■ Set exercise
Read the listing below and copy out every line that holds "Analysis".

■ Input
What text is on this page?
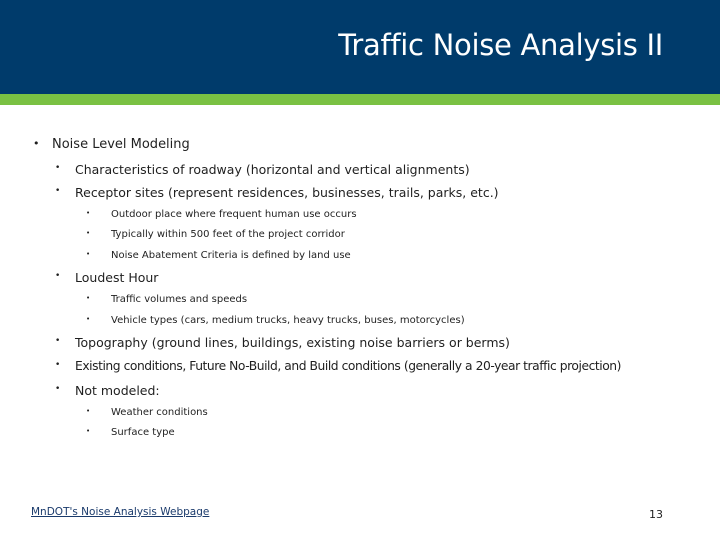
Traffic Noise Analysis II
• Noise Level Modeling
• Characteristics of roadway (horizontal and vertical alignments)
• Receptor sites (represent residences, businesses, trails, parks, etc.)
• Outdoor place where frequent human use occurs
• Typically within 500 feet of the project corridor
• Noise Abatement Criteria is defined by land use
• Loudest Hour
• Traffic volumes and speeds
• Vehicle types (cars, medium trucks, heavy trucks, buses, motorcycles)
• Topography (ground lines, buildings, existing noise barriers or berms)
• Existing conditions, Future No-Build, and Build conditions (generally a 20-year traffic projection)
• Not modeled:
• Weather conditions
• Surface type
MnDOT's Noise Analysis Webpage	13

■ The result
Traffic Noise Analysis II
MnDOT's Noise Analysis Webpage	13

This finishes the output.